═════ Source material
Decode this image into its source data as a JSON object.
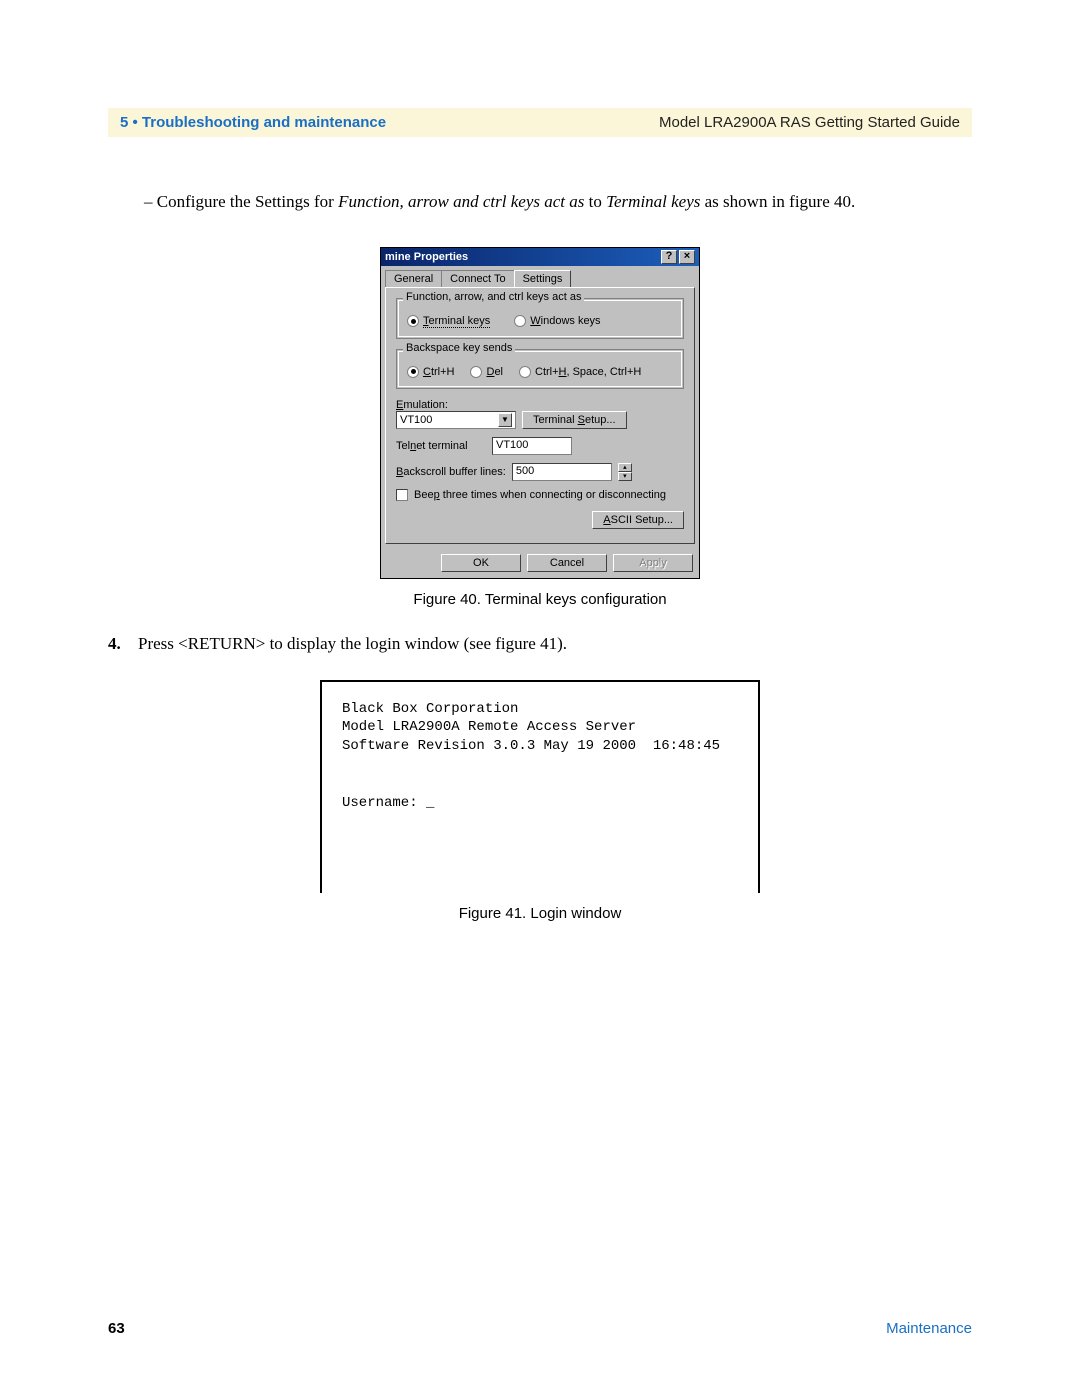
{
  "header": {
    "chapter": "5 • Troubleshooting and maintenance",
    "guide": "Model LRA2900A RAS Getting Started Guide"
  },
  "intro": {
    "prefix": "– Configure the Settings for ",
    "italic1": "Function, arrow and ctrl keys act as",
    "mid": " to ",
    "italic2": "Terminal keys",
    "suffix": " as shown in figure 40."
  },
  "dialog": {
    "title": "mine Properties",
    "help": "?",
    "close": "×",
    "tabs": {
      "general": "General",
      "connect": "Connect To",
      "settings": "Settings"
    },
    "group1": {
      "title": "Function, arrow, and ctrl keys act as",
      "opt1": "Terminal keys",
      "opt2": "Windows keys"
    },
    "group2": {
      "title": "Backspace key sends",
      "opt1": "Ctrl+H",
      "opt2": "Del",
      "opt3": "Ctrl+H, Space, Ctrl+H"
    },
    "emu_label": "Emulation:",
    "emu_value": "VT100",
    "term_setup": "Terminal Setup...",
    "telnet_label": "Telnet terminal",
    "telnet_value": "VT100",
    "back_label": "Backscroll buffer lines:",
    "back_value": "500",
    "beep": "Beep three times when connecting or disconnecting",
    "ascii": "ASCII Setup...",
    "ok": "OK",
    "cancel": "Cancel",
    "apply": "Apply"
  },
  "caption40": "Figure 40. Terminal keys configuration",
  "step4": {
    "num": "4.",
    "text": "Press <RETURN> to display the login window (see figure 41)."
  },
  "terminal": {
    "line1": "Black Box Corporation",
    "line2": "Model LRA2900A Remote Access Server",
    "line3": "Software Revision 3.0.3 May 19 2000  16:48:45",
    "prompt": "Username: _"
  },
  "caption41": "Figure 41. Login window",
  "footer": {
    "page": "63",
    "section": "Maintenance"
  }
}
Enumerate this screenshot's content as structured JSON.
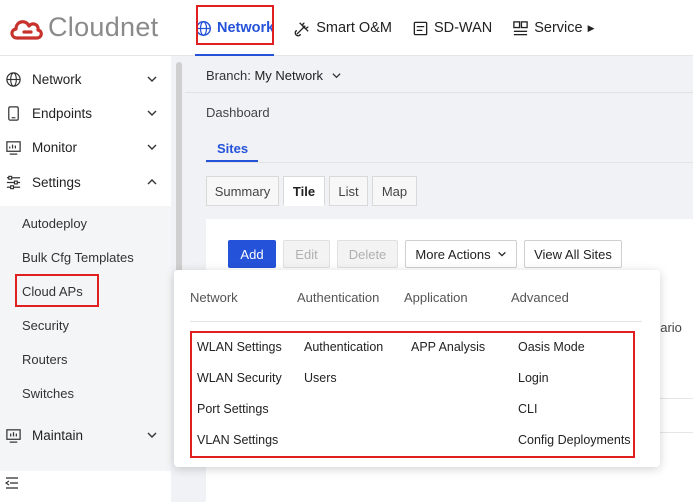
{
  "brand": {
    "name": "Cloudnet",
    "color": "#c8322d"
  },
  "topnav": {
    "items": [
      {
        "label": "Network",
        "icon": "globe-icon",
        "active": true
      },
      {
        "label": "Smart O&M",
        "icon": "tools-icon"
      },
      {
        "label": "SD-WAN",
        "icon": "sdwan-icon"
      },
      {
        "label": "Service",
        "icon": "service-grid-icon"
      }
    ],
    "accent": "#2452d8"
  },
  "sidebar": {
    "items": [
      {
        "label": "Network",
        "icon": "globe-icon"
      },
      {
        "label": "Endpoints",
        "icon": "device-icon"
      },
      {
        "label": "Monitor",
        "icon": "monitor-icon"
      },
      {
        "label": "Settings",
        "icon": "sliders-icon"
      },
      {
        "label": "Maintain",
        "icon": "maintain-icon"
      }
    ],
    "subitems": [
      "Autodeploy",
      "Bulk Cfg Templates",
      "Cloud APs",
      "Security",
      "Routers",
      "Switches"
    ]
  },
  "branch": {
    "prefix": "Branch:",
    "value": "My Network"
  },
  "breadcrumb": "Dashboard",
  "sites_tab": "Sites",
  "view_tabs": [
    "Summary",
    "Tile",
    "List",
    "Map"
  ],
  "actions": {
    "add": "Add",
    "edit": "Edit",
    "delete": "Delete",
    "more": "More Actions",
    "view_all": "View All Sites"
  },
  "partial_text": "nario",
  "menu": {
    "columns": [
      "Network",
      "Authentication",
      "Application",
      "Advanced"
    ],
    "network": [
      "WLAN Settings",
      "WLAN Security",
      "Port Settings",
      "VLAN Settings"
    ],
    "authentication": [
      "Authentication",
      "Users"
    ],
    "application": [
      "APP Analysis"
    ],
    "advanced": [
      "Oasis Mode",
      "Login",
      "CLI",
      "Config Deployments"
    ]
  }
}
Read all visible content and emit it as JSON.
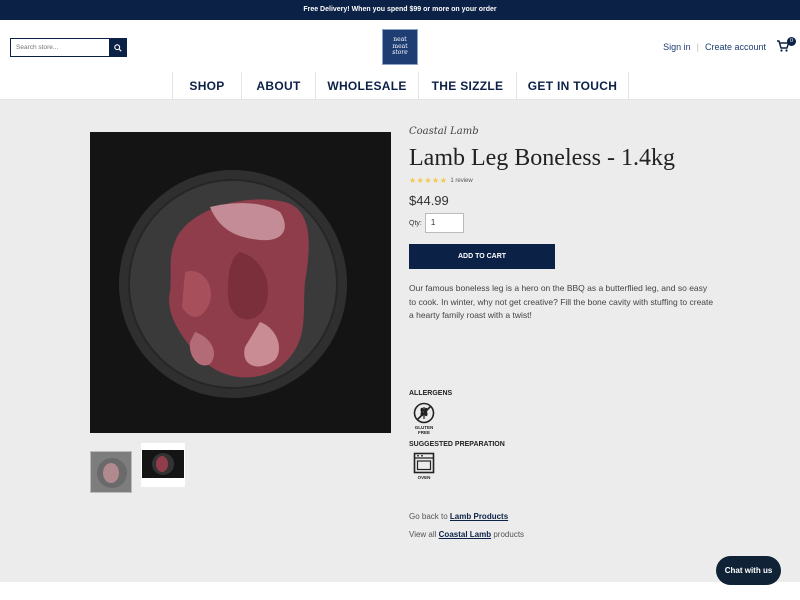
{
  "promo": {
    "text": "Free Delivery! When you spend $99 or more on your order"
  },
  "header": {
    "search_placeholder": "Search store...",
    "logo_lines": [
      "neat",
      "meat",
      "store"
    ],
    "sign_in": "Sign in",
    "separator": "|",
    "create_account": "Create account",
    "cart_count": "0"
  },
  "nav": {
    "items": [
      {
        "label": "SHOP"
      },
      {
        "label": "ABOUT"
      },
      {
        "label": "WHOLESALE"
      },
      {
        "label": "THE SIZZLE"
      },
      {
        "label": "GET IN TOUCH"
      }
    ]
  },
  "product": {
    "brand": "Coastal Lamb",
    "title": "Lamb Leg Boneless - 1.4kg",
    "stars": "★★★★★",
    "rating_value": 5,
    "review_count": "1 review",
    "price": "$44.99",
    "qty_label": "Qty:",
    "qty_value": "1",
    "add_to_cart": "ADD TO CART",
    "description": "Our famous boneless leg is a hero on the BBQ as a butterflied leg, and so easy to cook.  In winter, why not get creative?  Fill the bone cavity with stuffing to create a hearty family roast with a twist!",
    "allergens_label": "ALLERGENS",
    "gluten_free": "GLUTEN FREE",
    "prep_label": "SUGGESTED PREPARATION",
    "oven": "OVEN",
    "go_back_prefix": "Go back to",
    "go_back_link": "Lamb Products",
    "view_all_prefix": "View all",
    "view_all_link": "Coastal Lamb",
    "view_all_suffix": "products"
  },
  "chat": {
    "label": "Chat with us"
  },
  "colors": {
    "navy": "#0c2146",
    "star": "#f2c94c",
    "page_bg": "#ececec"
  }
}
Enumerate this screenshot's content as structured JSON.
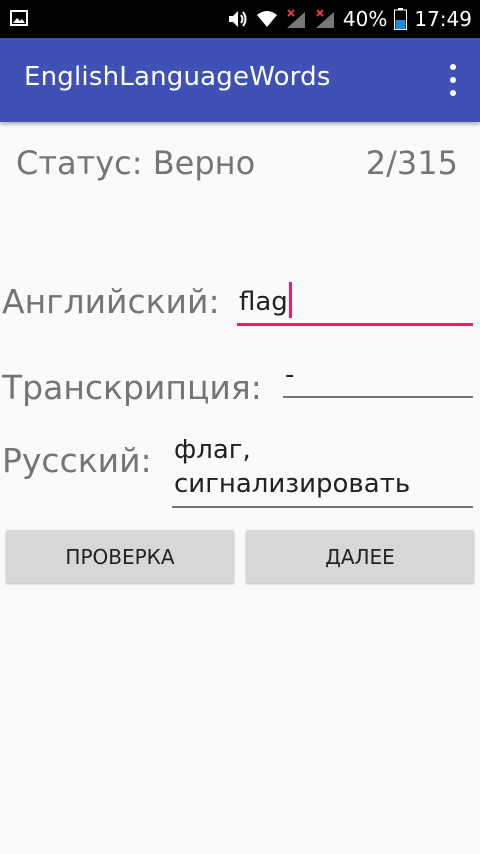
{
  "status_bar": {
    "battery_percent": "40%",
    "time": "17:49",
    "icons": [
      "gallery-icon",
      "volume-icon",
      "wifi-icon",
      "signal-icon-1",
      "signal-icon-2",
      "battery-icon"
    ]
  },
  "app_bar": {
    "title": "EnglishLanguageWords",
    "overflow_icon": "more-vert-icon"
  },
  "main": {
    "status_label": "Статус: Верно",
    "counter": "2/315",
    "english": {
      "label": "Английский:",
      "value": "flag"
    },
    "transcription": {
      "label": "Транскрипция:",
      "value": "-"
    },
    "russian": {
      "label": "Русский:",
      "value_line1": "флаг,",
      "value_line2": "сигнализировать"
    },
    "buttons": {
      "check": "ПРОВЕРКА",
      "next": "ДАЛЕЕ"
    }
  },
  "colors": {
    "app_bar": "#3f51b5",
    "accent": "#e91e63",
    "background": "#fafafa",
    "button": "#d6d7d7"
  }
}
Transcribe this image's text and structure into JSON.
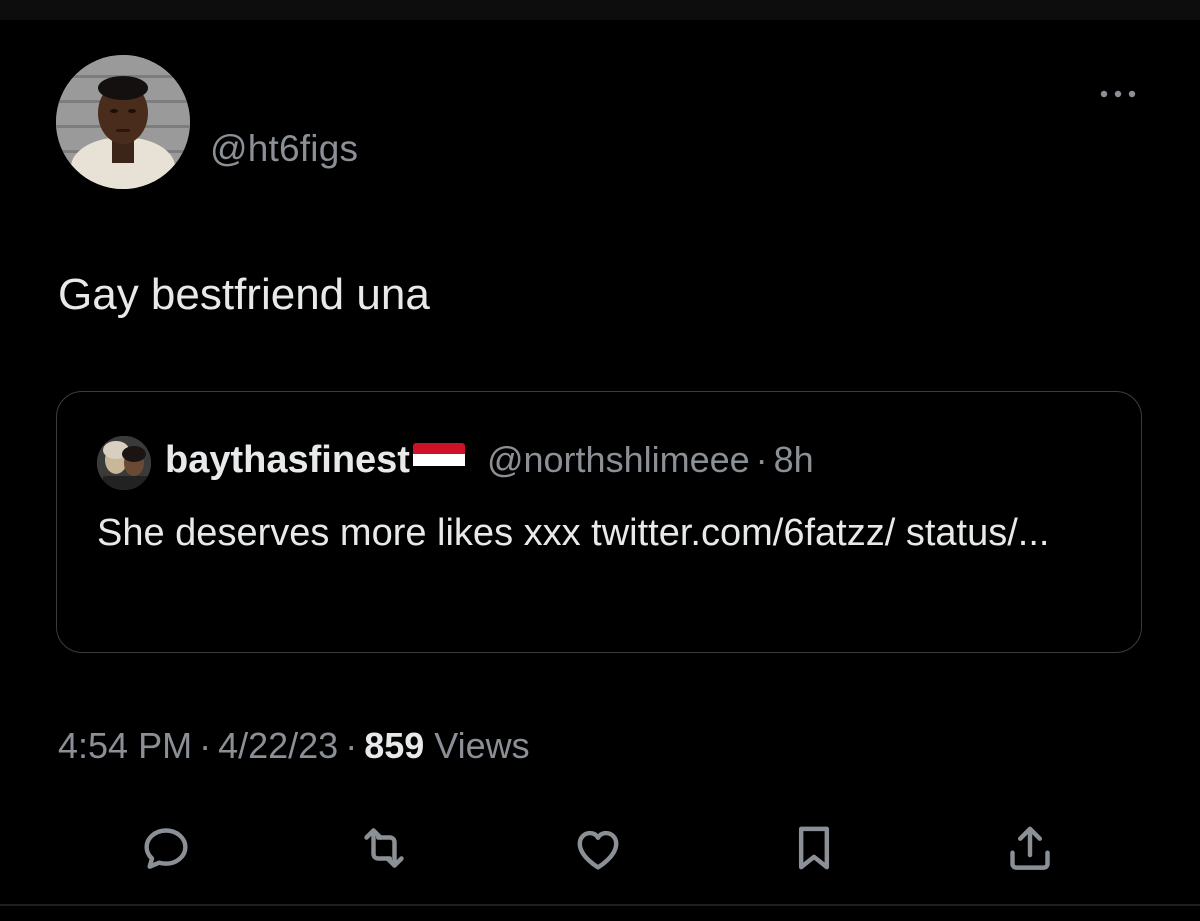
{
  "tweet": {
    "handle": "@ht6figs",
    "text": "Gay bestfriend una",
    "time": "4:54 PM",
    "date": "4/22/23",
    "views_count": "859",
    "views_label": "Views"
  },
  "quoted_tweet": {
    "display_name": "baythasfinest",
    "flag": "yemen-flag",
    "handle": "@northshlimeee",
    "age": "8h",
    "text": "She deserves more likes xxx twitter.com/6fatzz/ status/..."
  },
  "actions": [
    "reply-icon",
    "retweet-icon",
    "like-icon",
    "bookmark-icon",
    "share-icon"
  ],
  "colors": {
    "background": "#000000",
    "text_primary": "#e7e9ea",
    "text_secondary": "#8b9096",
    "border": "#3a3d40"
  }
}
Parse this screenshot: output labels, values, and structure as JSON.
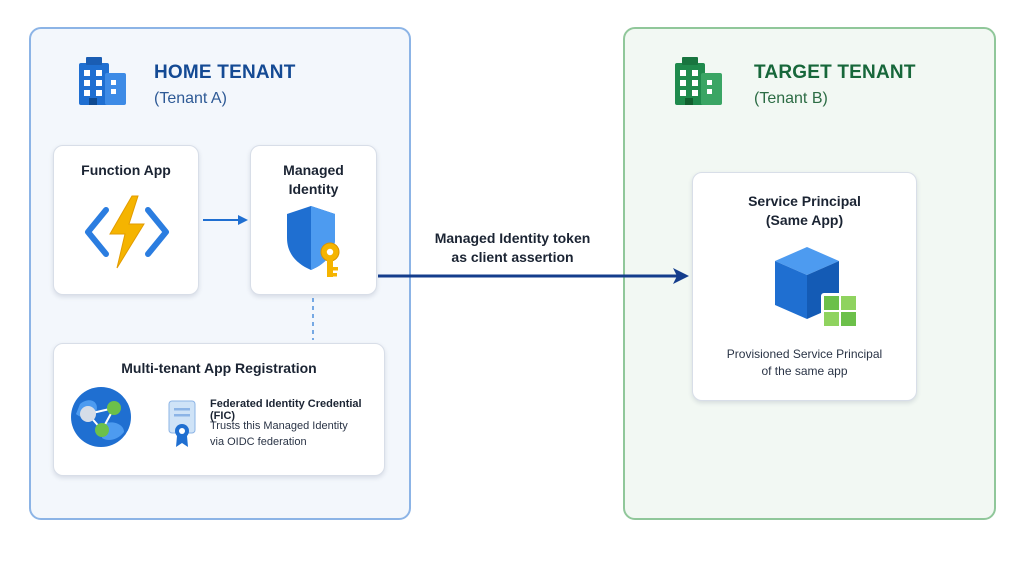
{
  "home_tenant": {
    "title": "HOME TENANT",
    "subtitle": "(Tenant A)"
  },
  "target_tenant": {
    "title": "TARGET TENANT",
    "subtitle": "(Tenant B)"
  },
  "function_app": {
    "label": "Function App",
    "icon": "azure-function-icon"
  },
  "managed_identity": {
    "label_line1": "Managed",
    "label_line2": "Identity",
    "icon": "shield-key-icon"
  },
  "app_registration": {
    "title": "Multi-tenant App Registration",
    "fic_title": "Federated Identity Credential (FIC)",
    "fic_line1": "Trusts this Managed Identity",
    "fic_line2": "via OIDC federation"
  },
  "flow": {
    "line1": "Managed Identity token",
    "line2": "as client assertion"
  },
  "service_principal": {
    "title_line1": "Service Principal",
    "title_line2": "(Same App)",
    "desc_line1": "Provisioned Service Principal",
    "desc_line2": "of the same app"
  },
  "colors": {
    "home_accent": "#1f6fd1",
    "target_accent": "#1f8a4c",
    "arrow": "#143d8c"
  }
}
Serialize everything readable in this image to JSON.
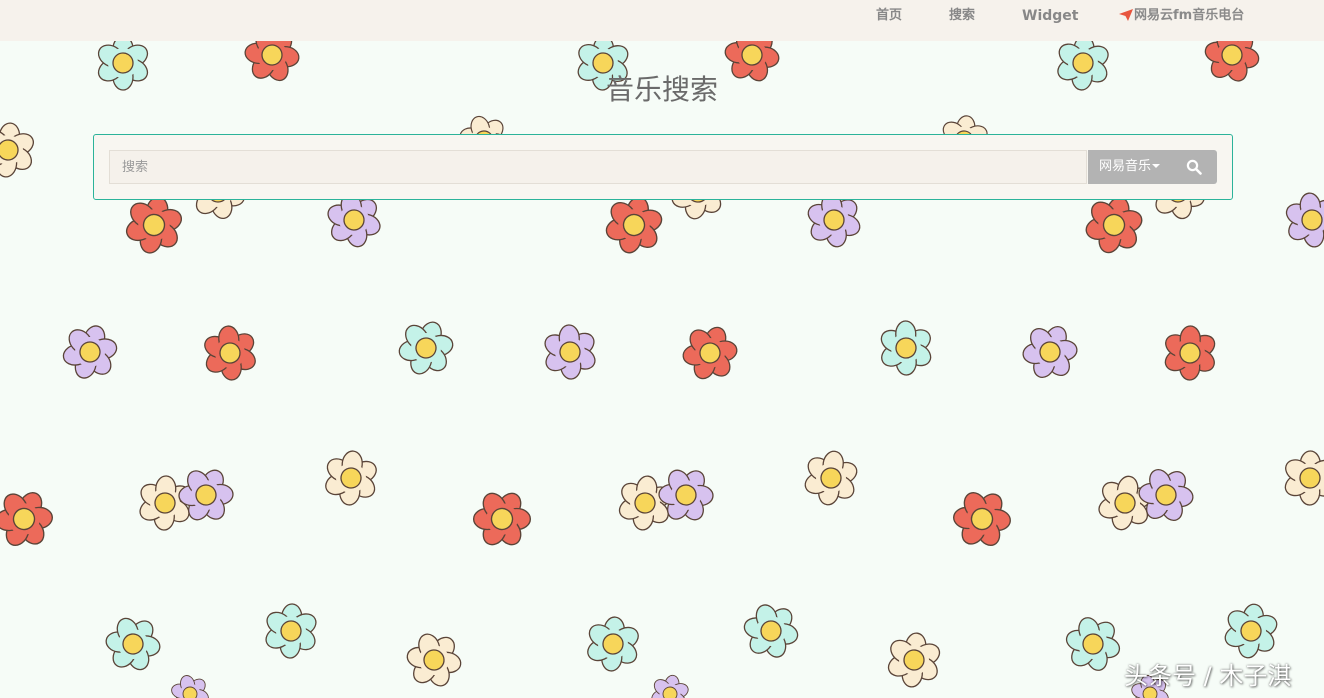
{
  "navbar": {
    "home_label": "首页",
    "search_label": "搜索",
    "widget_label": "Widget",
    "radio_label": "网易云fm音乐电台",
    "radio_icon": "paper-plane-icon"
  },
  "page": {
    "title": "音乐搜索"
  },
  "search": {
    "placeholder": "搜索",
    "value": "",
    "source_label": "网易音乐",
    "search_icon": "search-icon"
  },
  "watermark": {
    "text": "头条号 / 木子淇"
  },
  "colors": {
    "page_background": "#f6fcf7",
    "navbar_background": "#f6f2ec",
    "panel_border": "#2bb39a",
    "button_background": "#b3b3b3",
    "nav_text": "#888888",
    "flower_red": "#ec6a5a",
    "flower_cyan": "#c4f2e8",
    "flower_purple": "#d7c2ef",
    "flower_cream": "#faecd2",
    "flower_center": "#f7d65a"
  }
}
══════════
Problem to work on: From the material above, copy each line that includes the word "Setup".

Finished exercise:
    "term_setup": "Terminal Setup...",
    "ascii": "ASCII Setup...",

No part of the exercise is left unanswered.